Task goal >>
Pictures stay out; everything else in the records below is copied exactly.

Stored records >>

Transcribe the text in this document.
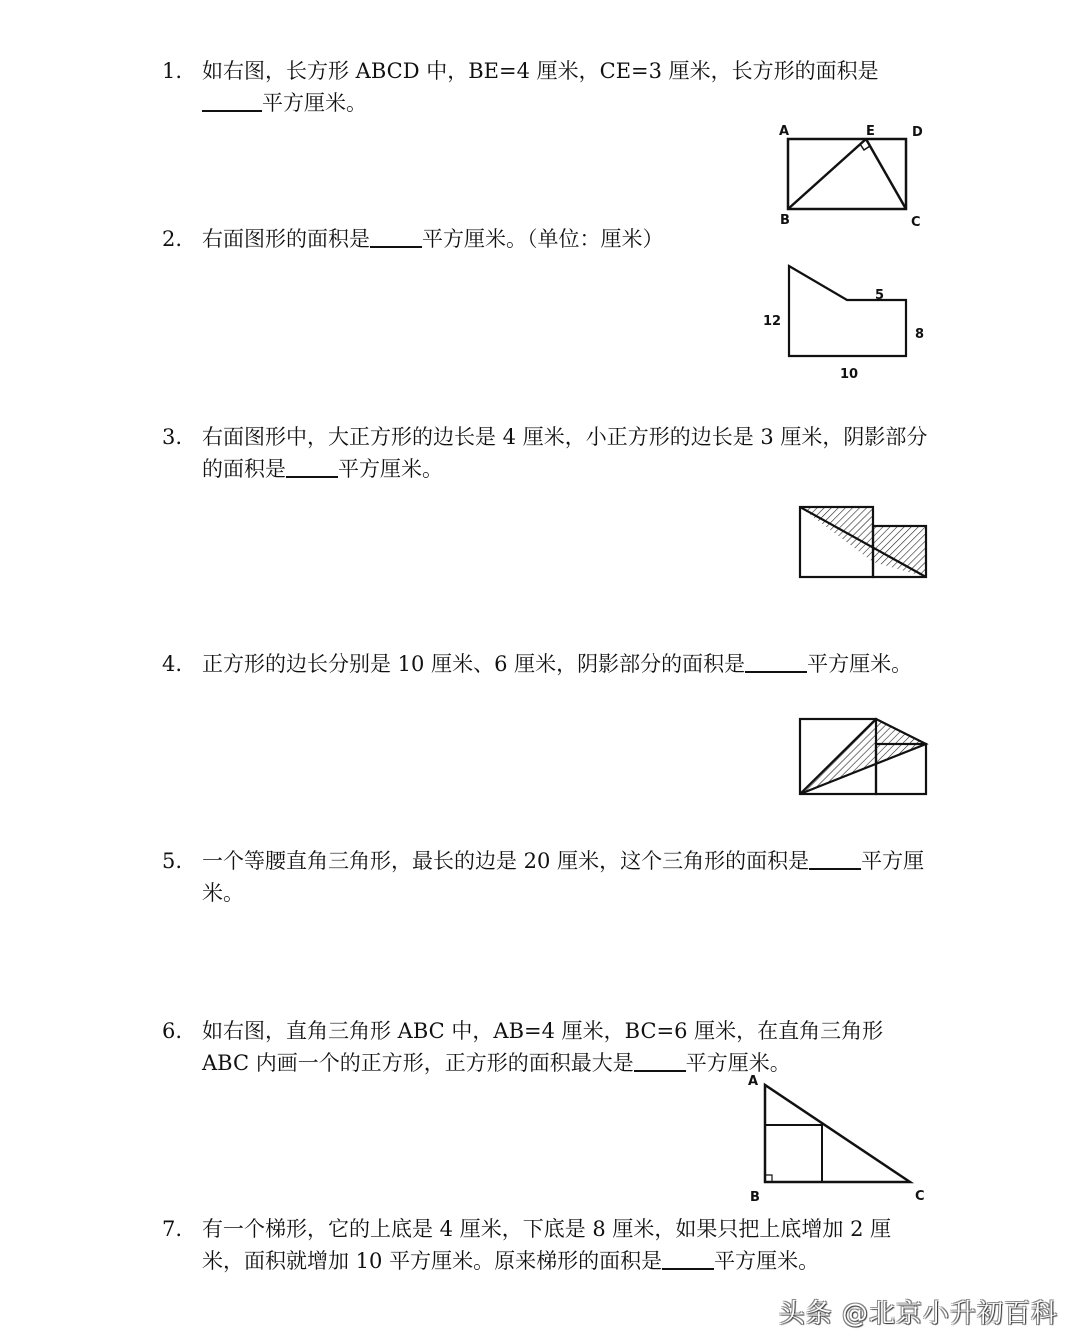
1. 如右图，长方形 ABCD 中，BE=4 厘米，CE=3 厘米，长方形的面积是平方厘米。
A	E	D
B	C
2. 右面图形的面积是 平方厘米。（单位：厘米）
12
5
8
10
3. 右面图形中，大正方形的边长是 4 厘米，小正方形的边长是 3 厘米，阴影部分的面积是 平方厘米。
4. 正方形的边长分别是 10 厘米、6 厘米，阴影部分的面积是	平方厘米。
5. 一个等腰直角三角形，最长的边是 20 厘米，这个三角形的面积是 平方厘米。
6. 如右图，直角三角形 ABC 中，AB=4 厘米，BC=6 厘米，在直角三角形 ABC 内画一个的正方形，正方形的面积最大是 平方厘米。
A
B	C
7. 有一个梯形，它的上底是 4 厘米，下底是 8 厘米，如果只把上底增加 2 厘米，面积就增加 10 平方厘米。原来梯形的面积是 平方厘米。
头条 @北京小升初百科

Result below >>
Transcribe the text in this document.
1. 如右图，长方形 ABCD 中，BE=4 厘米，CE=3 厘米，长方形的面积是平方厘米。
A	E	D
B	C
2. 右面图形的面积是 平方厘米。（单位：厘米）
12
5
8
10
3. 右面图形中，大正方形的边长是 4 厘米，小正方形的边长是 3 厘米，阴影部分的面积是 平方厘米。
4. 正方形的边长分别是 10 厘米、6 厘米，阴影部分的面积是	平方厘米。
5. 一个等腰直角三角形，最长的边是 20 厘米，这个三角形的面积是 平方厘米。
6. 如右图，直角三角形 ABC 中，AB=4 厘米，BC=6 厘米，在直角三角形 ABC 内画一个的正方形，正方形的面积最大是 平方厘米。
A
B	C
7. 有一个梯形，它的上底是 4 厘米，下底是 8 厘米，如果只把上底增加 2 厘米，面积就增加 10 平方厘米。原来梯形的面积是 平方厘米。
头条 @北京小升初百科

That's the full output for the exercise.